━━ ENTRIES SUPPLIED

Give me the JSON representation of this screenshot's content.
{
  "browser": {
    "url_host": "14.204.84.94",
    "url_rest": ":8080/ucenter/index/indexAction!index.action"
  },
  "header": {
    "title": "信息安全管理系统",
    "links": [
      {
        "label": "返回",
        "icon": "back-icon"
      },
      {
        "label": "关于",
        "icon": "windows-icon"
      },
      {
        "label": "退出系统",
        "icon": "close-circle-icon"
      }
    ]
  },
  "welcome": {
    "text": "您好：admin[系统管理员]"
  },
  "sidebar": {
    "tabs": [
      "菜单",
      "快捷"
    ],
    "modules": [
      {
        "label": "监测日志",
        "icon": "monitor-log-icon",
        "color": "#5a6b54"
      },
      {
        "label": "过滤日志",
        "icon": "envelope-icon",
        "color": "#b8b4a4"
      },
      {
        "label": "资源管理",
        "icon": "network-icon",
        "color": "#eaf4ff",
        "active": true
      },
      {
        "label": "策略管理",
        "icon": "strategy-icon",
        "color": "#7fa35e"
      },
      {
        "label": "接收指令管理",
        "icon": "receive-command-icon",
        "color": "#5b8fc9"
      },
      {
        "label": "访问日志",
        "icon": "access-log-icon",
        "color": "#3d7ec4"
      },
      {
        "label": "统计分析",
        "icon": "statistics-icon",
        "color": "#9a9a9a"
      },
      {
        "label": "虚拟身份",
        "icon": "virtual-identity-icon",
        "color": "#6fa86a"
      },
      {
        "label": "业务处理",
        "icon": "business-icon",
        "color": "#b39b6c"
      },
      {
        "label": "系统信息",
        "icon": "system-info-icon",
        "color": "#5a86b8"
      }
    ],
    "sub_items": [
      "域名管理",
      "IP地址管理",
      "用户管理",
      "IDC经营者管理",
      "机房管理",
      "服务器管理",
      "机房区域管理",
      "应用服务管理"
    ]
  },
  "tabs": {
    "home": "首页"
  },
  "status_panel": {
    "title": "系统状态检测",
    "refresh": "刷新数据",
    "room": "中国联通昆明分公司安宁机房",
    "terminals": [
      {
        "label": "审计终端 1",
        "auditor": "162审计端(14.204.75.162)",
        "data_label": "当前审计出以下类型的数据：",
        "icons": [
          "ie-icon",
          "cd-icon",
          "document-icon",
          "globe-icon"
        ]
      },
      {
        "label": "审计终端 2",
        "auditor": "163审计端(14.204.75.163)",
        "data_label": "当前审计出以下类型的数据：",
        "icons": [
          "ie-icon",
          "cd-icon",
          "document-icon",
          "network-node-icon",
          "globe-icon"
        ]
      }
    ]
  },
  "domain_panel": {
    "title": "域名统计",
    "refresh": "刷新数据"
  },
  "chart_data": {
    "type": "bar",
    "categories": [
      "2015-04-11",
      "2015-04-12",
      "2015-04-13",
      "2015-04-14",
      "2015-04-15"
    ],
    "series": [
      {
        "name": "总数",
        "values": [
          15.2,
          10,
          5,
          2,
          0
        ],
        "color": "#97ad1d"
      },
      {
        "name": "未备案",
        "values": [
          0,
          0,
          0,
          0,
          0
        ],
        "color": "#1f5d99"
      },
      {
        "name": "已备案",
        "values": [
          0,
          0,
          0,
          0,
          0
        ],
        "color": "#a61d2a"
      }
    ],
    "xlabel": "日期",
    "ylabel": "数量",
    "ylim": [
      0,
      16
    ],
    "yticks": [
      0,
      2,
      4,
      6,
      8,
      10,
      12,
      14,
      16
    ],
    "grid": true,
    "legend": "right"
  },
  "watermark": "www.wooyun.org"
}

━━━━

Select every line above that contains the word "network", and copy it.

        "icon": "network-icon",
          "network-node-icon",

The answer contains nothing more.